- _BRIEF_:
For the listing below, give the count of lines containing the string "Viability" and nothing else.

- _RECORDS FOR THE EXERCISE_:
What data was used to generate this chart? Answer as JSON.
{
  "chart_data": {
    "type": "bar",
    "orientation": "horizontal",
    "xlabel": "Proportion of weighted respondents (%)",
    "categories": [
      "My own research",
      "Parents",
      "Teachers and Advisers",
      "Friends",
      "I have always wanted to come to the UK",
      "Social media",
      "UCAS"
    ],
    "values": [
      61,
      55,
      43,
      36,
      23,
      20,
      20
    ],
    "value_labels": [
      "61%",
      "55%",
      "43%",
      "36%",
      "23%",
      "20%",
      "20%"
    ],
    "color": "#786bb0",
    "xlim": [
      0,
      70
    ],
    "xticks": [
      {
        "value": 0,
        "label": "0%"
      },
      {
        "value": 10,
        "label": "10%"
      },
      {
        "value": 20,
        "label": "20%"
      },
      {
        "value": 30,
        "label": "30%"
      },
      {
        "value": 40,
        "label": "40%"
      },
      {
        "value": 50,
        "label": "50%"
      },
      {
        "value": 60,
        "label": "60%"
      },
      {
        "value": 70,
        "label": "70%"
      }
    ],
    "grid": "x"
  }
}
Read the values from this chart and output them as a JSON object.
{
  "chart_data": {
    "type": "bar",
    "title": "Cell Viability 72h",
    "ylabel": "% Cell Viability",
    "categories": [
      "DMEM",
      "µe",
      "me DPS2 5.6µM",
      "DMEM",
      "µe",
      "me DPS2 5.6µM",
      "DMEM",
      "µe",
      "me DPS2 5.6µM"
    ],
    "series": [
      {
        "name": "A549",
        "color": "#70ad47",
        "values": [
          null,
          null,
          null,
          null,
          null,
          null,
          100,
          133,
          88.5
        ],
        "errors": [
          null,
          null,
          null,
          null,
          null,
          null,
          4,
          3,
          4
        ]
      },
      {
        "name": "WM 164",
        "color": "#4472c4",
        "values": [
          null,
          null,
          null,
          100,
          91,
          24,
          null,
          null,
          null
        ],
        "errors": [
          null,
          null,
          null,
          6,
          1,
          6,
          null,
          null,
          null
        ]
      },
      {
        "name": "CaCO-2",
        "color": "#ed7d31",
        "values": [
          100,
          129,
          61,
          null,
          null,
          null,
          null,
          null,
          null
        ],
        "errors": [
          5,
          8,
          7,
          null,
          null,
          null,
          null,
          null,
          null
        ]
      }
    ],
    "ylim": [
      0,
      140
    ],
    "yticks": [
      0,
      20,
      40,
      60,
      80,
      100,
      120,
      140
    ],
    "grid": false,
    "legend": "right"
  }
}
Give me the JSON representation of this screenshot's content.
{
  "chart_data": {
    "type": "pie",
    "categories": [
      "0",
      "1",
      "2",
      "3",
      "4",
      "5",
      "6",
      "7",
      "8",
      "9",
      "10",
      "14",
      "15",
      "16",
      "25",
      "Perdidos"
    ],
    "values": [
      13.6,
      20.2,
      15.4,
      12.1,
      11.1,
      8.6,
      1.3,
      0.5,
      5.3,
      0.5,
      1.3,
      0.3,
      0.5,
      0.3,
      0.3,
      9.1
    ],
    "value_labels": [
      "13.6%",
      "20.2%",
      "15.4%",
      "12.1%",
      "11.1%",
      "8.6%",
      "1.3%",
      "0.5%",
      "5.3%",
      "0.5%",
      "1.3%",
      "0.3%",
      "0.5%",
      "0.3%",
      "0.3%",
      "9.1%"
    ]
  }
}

- _RESPONSE_:
2